═════ Data in this exercise
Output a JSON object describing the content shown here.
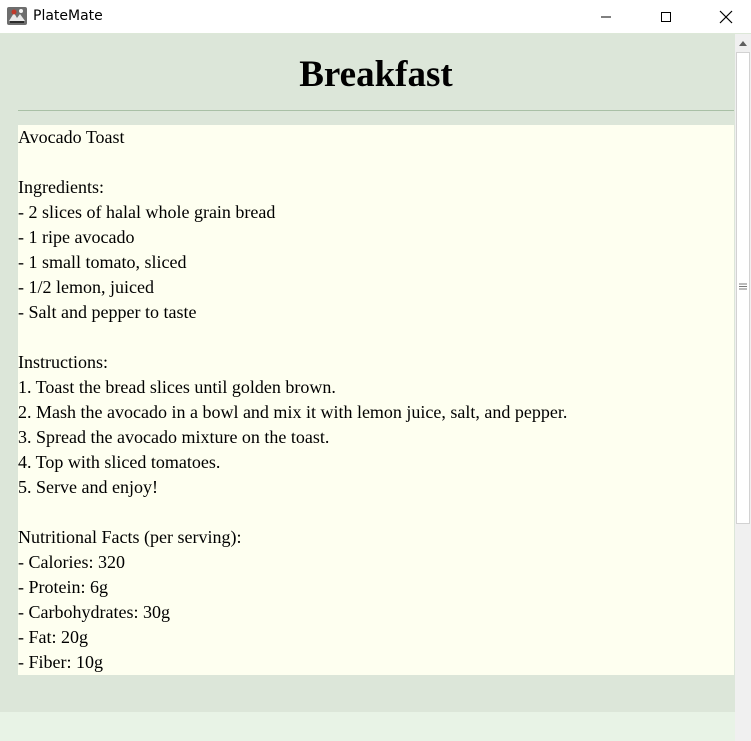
{
  "window": {
    "title": "PlateMate",
    "icon": "platemate-app-icon",
    "controls": {
      "minimize_icon": "minimize-icon",
      "maximize_icon": "maximize-icon",
      "close_icon": "close-icon"
    }
  },
  "header": {
    "title": "Breakfast"
  },
  "recipe": {
    "text": "Avocado Toast\n\nIngredients:\n- 2 slices of halal whole grain bread\n- 1 ripe avocado\n- 1 small tomato, sliced\n- 1/2 lemon, juiced\n- Salt and pepper to taste\n\nInstructions:\n1. Toast the bread slices until golden brown.\n2. Mash the avocado in a bowl and mix it with lemon juice, salt, and pepper.\n3. Spread the avocado mixture on the toast.\n4. Top with sliced tomatoes.\n5. Serve and enjoy!\n\nNutritional Facts (per serving):\n- Calories: 320\n- Protein: 6g\n- Carbohydrates: 30g\n- Fat: 20g\n- Fiber: 10g"
  },
  "colors": {
    "content_background": "#dce6d9",
    "recipe_background": "#fefff0",
    "footer_background": "#e8f3e6",
    "divider": "#a9c0a6"
  },
  "scrollbar": {
    "up_icon": "scroll-up-arrow-icon",
    "grip_icon": "scroll-grip-icon"
  }
}
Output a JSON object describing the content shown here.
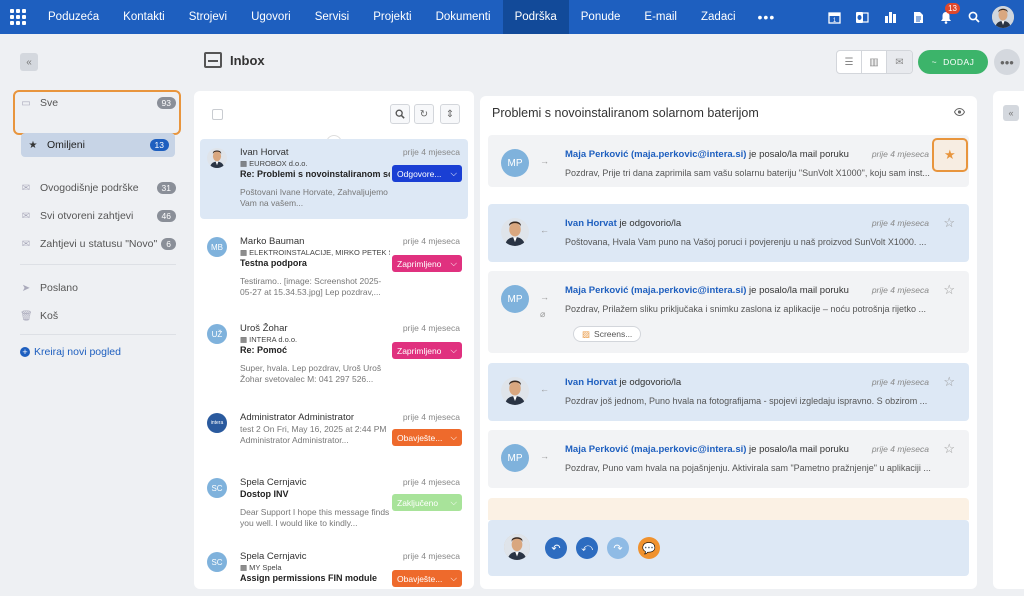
{
  "nav": {
    "items": [
      "Poduzeća",
      "Kontakti",
      "Strojevi",
      "Ugovori",
      "Servisi",
      "Projekti",
      "Dokumenti",
      "Podrška",
      "Ponude",
      "E-mail",
      "Zadaci"
    ],
    "active": "Podrška",
    "more": "•••",
    "notification_count": "13"
  },
  "sidebar": {
    "items": [
      {
        "label": "Sve",
        "count": "93",
        "icon": "inbox-icon"
      },
      {
        "label": "Omiljeni",
        "count": "13",
        "icon": "star-icon"
      },
      {
        "label": "Ovogodišnje podrške",
        "count": "31",
        "icon": "envelope-icon"
      },
      {
        "label": "Svi otvoreni zahtjevi",
        "count": "46",
        "icon": "envelope-icon"
      },
      {
        "label": "Zahtjevi u statusu \"Novo\"",
        "count": "6",
        "icon": "envelope-icon"
      },
      {
        "label": "Poslano",
        "icon": "send-icon"
      },
      {
        "label": "Koš",
        "icon": "trash-icon"
      }
    ],
    "create_view": "Kreiraj novi pogled"
  },
  "header": {
    "title": "Inbox",
    "add_label": "DODAJ"
  },
  "messages": [
    {
      "name": "Ivan Horvat",
      "company": "EUROBOX d.o.o.",
      "subject": "Re: Problemi s novoinstaliranom so...",
      "preview": "Poštovani Ivane Horvate, Zahvaljujemo Vam na vašem...",
      "time": "prije 4 mjeseca",
      "tag": "Odgovore...",
      "tag_color": "#1a3fd4",
      "avatar": "photo"
    },
    {
      "name": "Marko Bauman",
      "company": "ELEKTROINSTALACIJE, MIRKO PETEK S...",
      "subject": "Testna podpora",
      "preview": "Testiramo.. [image: Screenshot 2025-05-27 at 15.34.53.jpg] Lep pozdrav,...",
      "time": "prije 4 mjeseca",
      "tag": "Zaprimljeno",
      "tag_color": "#e0317f",
      "avatar": "MB",
      "avatar_color": "#7fb2dc"
    },
    {
      "name": "Uroš Žohar",
      "company": "INTERA d.o.o.",
      "subject": "Re: Pomoć",
      "preview": "Super, hvala. Lep pozdrav, Uroš Uroš Žohar svetovalec M: 041 297 526...",
      "time": "prije 4 mjeseca",
      "tag": "Zaprimljeno",
      "tag_color": "#e0317f",
      "avatar": "UŽ",
      "avatar_color": "#7fb2dc"
    },
    {
      "name": "Administrator Administrator",
      "company": "",
      "subject": "",
      "preview": "test 2   On Fri, May 16, 2025 at 2:44 PM Administrator Administrator...",
      "time": "prije 4 mjeseca",
      "tag": "Obavješte...",
      "tag_color": "#ee6a2c",
      "avatar": "intera",
      "avatar_color": "#2a5a9e"
    },
    {
      "name": "Spela Cernjavic",
      "company": "",
      "subject": "Dostop INV",
      "preview": "Dear Support I hope this message finds you well. I would like to kindly...",
      "time": "prije 4 mjeseca",
      "tag": "Zaključeno",
      "tag_color": "#a8e39a",
      "avatar": "SC",
      "avatar_color": "#7fb2dc"
    },
    {
      "name": "Spela Cernjavic",
      "company": "MY Spela",
      "subject": "Assign permissions FIN module",
      "preview": "",
      "time": "prije 4 mjeseca",
      "tag": "Obavješte...",
      "tag_color": "#ee6a2c",
      "avatar": "SC",
      "avatar_color": "#7fb2dc"
    }
  ],
  "detail": {
    "title": "Problemi s novoinstaliranom solarnom baterijom",
    "posts": [
      {
        "who": "Maja Perković (maja.perkovic@intera.si)",
        "action": " je posalo/la mail poruku",
        "time": "prije 4 mjeseca",
        "text": "Pozdrav, Prije tri dana zaprimila sam vašu solarnu bateriju \"SunVolt X1000\", koju sam inst...",
        "avatar": "MP",
        "dir": "out",
        "starred": true
      },
      {
        "who": "Ivan Horvat",
        "action": " je odgovorio/la",
        "time": "prije 4 mjeseca",
        "text": "Poštovana, Hvala Vam puno na Vašoj poruci i povjerenju u naš proizvod SunVolt X1000. ...",
        "avatar": "photo",
        "dir": "in"
      },
      {
        "who": "Maja Perković (maja.perkovic@intera.si)",
        "action": " je posalo/la mail poruku",
        "time": "prije 4 mjeseca",
        "text": "Pozdrav, Prilažem sliku priključaka i snimku zaslona iz aplikacije – noću potrošnja rijetko ...",
        "avatar": "MP",
        "dir": "out",
        "attachment": "Screens..."
      },
      {
        "who": "Ivan Horvat",
        "action": " je odgovorio/la",
        "time": "prije 4 mjeseca",
        "text": "Pozdrav još jednom, Puno hvala na fotografijama - spojevi izgledaju ispravno. S obzirom ...",
        "avatar": "photo",
        "dir": "in"
      },
      {
        "who": "Maja Perković (maja.perkovic@intera.si)",
        "action": " je posalo/la mail poruku",
        "time": "prije 4 mjeseca",
        "text": "Pozdrav, Puno vam hvala na pojašnjenju. Aktivirala sam \"Pametno pražnjenje\" u aplikaciji ...",
        "avatar": "MP",
        "dir": "out"
      }
    ]
  },
  "colors": {
    "brand": "#1e5fbf",
    "accent": "#e8953d",
    "add_green": "#3cb46a"
  }
}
══════════
* Task objective *
Transcribe all entries above exactly. Omit the pictures.

* Answer for the task *
Output a JSON object describing the content shown here.
{
  "window": {
    "title": "PlateMate",
    "icon": "platemate-app-icon",
    "controls": {
      "minimize_icon": "minimize-icon",
      "maximize_icon": "maximize-icon",
      "close_icon": "close-icon"
    }
  },
  "header": {
    "title": "Breakfast"
  },
  "recipe": {
    "text": "Avocado Toast\n\nIngredients:\n- 2 slices of halal whole grain bread\n- 1 ripe avocado\n- 1 small tomato, sliced\n- 1/2 lemon, juiced\n- Salt and pepper to taste\n\nInstructions:\n1. Toast the bread slices until golden brown.\n2. Mash the avocado in a bowl and mix it with lemon juice, salt, and pepper.\n3. Spread the avocado mixture on the toast.\n4. Top with sliced tomatoes.\n5. Serve and enjoy!\n\nNutritional Facts (per serving):\n- Calories: 320\n- Protein: 6g\n- Carbohydrates: 30g\n- Fat: 20g\n- Fiber: 10g"
  },
  "colors": {
    "content_background": "#dce6d9",
    "recipe_background": "#fefff0",
    "footer_background": "#e8f3e6",
    "divider": "#a9c0a6"
  },
  "scrollbar": {
    "up_icon": "scroll-up-arrow-icon",
    "grip_icon": "scroll-grip-icon"
  }
}
Output a JSON object describing the content shown here.
{
  "nav": {
    "items": [
      "Poduzeća",
      "Kontakti",
      "Strojevi",
      "Ugovori",
      "Servisi",
      "Projekti",
      "Dokumenti",
      "Podrška",
      "Ponude",
      "E-mail",
      "Zadaci"
    ],
    "active": "Podrška",
    "more": "•••",
    "notification_count": "13"
  },
  "sidebar": {
    "items": [
      {
        "label": "Sve",
        "count": "93",
        "icon": "inbox-icon"
      },
      {
        "label": "Omiljeni",
        "count": "13",
        "icon": "star-icon"
      },
      {
        "label": "Ovogodišnje podrške",
        "count": "31",
        "icon": "envelope-icon"
      },
      {
        "label": "Svi otvoreni zahtjevi",
        "count": "46",
        "icon": "envelope-icon"
      },
      {
        "label": "Zahtjevi u statusu \"Novo\"",
        "count": "6",
        "icon": "envelope-icon"
      },
      {
        "label": "Poslano",
        "icon": "send-icon"
      },
      {
        "label": "Koš",
        "icon": "trash-icon"
      }
    ],
    "create_view": "Kreiraj novi pogled"
  },
  "header": {
    "title": "Inbox",
    "add_label": "DODAJ"
  },
  "messages": [
    {
      "name": "Ivan Horvat",
      "company": "EUROBOX d.o.o.",
      "subject": "Re: Problemi s novoinstaliranom so...",
      "preview": "Poštovani Ivane Horvate, Zahvaljujemo Vam na vašem...",
      "time": "prije 4 mjeseca",
      "tag": "Odgovore...",
      "tag_color": "#1a3fd4",
      "avatar": "photo"
    },
    {
      "name": "Marko Bauman",
      "company": "ELEKTROINSTALACIJE, MIRKO PETEK S...",
      "subject": "Testna podpora",
      "preview": "Testiramo.. [image: Screenshot 2025-05-27 at 15.34.53.jpg] Lep pozdrav,...",
      "time": "prije 4 mjeseca",
      "tag": "Zaprimljeno",
      "tag_color": "#e0317f",
      "avatar": "MB",
      "avatar_color": "#7fb2dc"
    },
    {
      "name": "Uroš Žohar",
      "company": "INTERA d.o.o.",
      "subject": "Re: Pomoć",
      "preview": "Super, hvala. Lep pozdrav, Uroš Uroš Žohar svetovalec M: 041 297 526...",
      "time": "prije 4 mjeseca",
      "tag": "Zaprimljeno",
      "tag_color": "#e0317f",
      "avatar": "UŽ",
      "avatar_color": "#7fb2dc"
    },
    {
      "name": "Administrator Administrator",
      "company": "",
      "subject": "",
      "preview": "test 2   On Fri, May 16, 2025 at 2:44 PM Administrator Administrator...",
      "time": "prije 4 mjeseca",
      "tag": "Obavješte...",
      "tag_color": "#ee6a2c",
      "avatar": "intera",
      "avatar_color": "#2a5a9e"
    },
    {
      "name": "Spela Cernjavic",
      "company": "",
      "subject": "Dostop INV",
      "preview": "Dear Support I hope this message finds you well. I would like to kindly...",
      "time": "prije 4 mjeseca",
      "tag": "Zaključeno",
      "tag_color": "#a8e39a",
      "avatar": "SC",
      "avatar_color": "#7fb2dc"
    },
    {
      "name": "Spela Cernjavic",
      "company": "MY Spela",
      "subject": "Assign permissions FIN module",
      "preview": "",
      "time": "prije 4 mjeseca",
      "tag": "Obavješte...",
      "tag_color": "#ee6a2c",
      "avatar": "SC",
      "avatar_color": "#7fb2dc"
    }
  ],
  "detail": {
    "title": "Problemi s novoinstaliranom solarnom baterijom",
    "posts": [
      {
        "who": "Maja Perković (maja.perkovic@intera.si)",
        "action": " je posalo/la mail poruku",
        "time": "prije 4 mjeseca",
        "text": "Pozdrav, Prije tri dana zaprimila sam vašu solarnu bateriju \"SunVolt X1000\", koju sam inst...",
        "avatar": "MP",
        "dir": "out",
        "starred": true
      },
      {
        "who": "Ivan Horvat",
        "action": " je odgovorio/la",
        "time": "prije 4 mjeseca",
        "text": "Poštovana, Hvala Vam puno na Vašoj poruci i povjerenju u naš proizvod SunVolt X1000. ...",
        "avatar": "photo",
        "dir": "in"
      },
      {
        "who": "Maja Perković (maja.perkovic@intera.si)",
        "action": " je posalo/la mail poruku",
        "time": "prije 4 mjeseca",
        "text": "Pozdrav, Prilažem sliku priključaka i snimku zaslona iz aplikacije – noću potrošnja rijetko ...",
        "avatar": "MP",
        "dir": "out",
        "attachment": "Screens..."
      },
      {
        "who": "Ivan Horvat",
        "action": " je odgovorio/la",
        "time": "prije 4 mjeseca",
        "text": "Pozdrav još jednom, Puno hvala na fotografijama - spojevi izgledaju ispravno. S obzirom ...",
        "avatar": "photo",
        "dir": "in"
      },
      {
        "who": "Maja Perković (maja.perkovic@intera.si)",
        "action": " je posalo/la mail poruku",
        "time": "prije 4 mjeseca",
        "text": "Pozdrav, Puno vam hvala na pojašnjenju. Aktivirala sam \"Pametno pražnjenje\" u aplikaciji ...",
        "avatar": "MP",
        "dir": "out"
      }
    ]
  },
  "colors": {
    "brand": "#1e5fbf",
    "accent": "#e8953d",
    "add_green": "#3cb46a"
  }
}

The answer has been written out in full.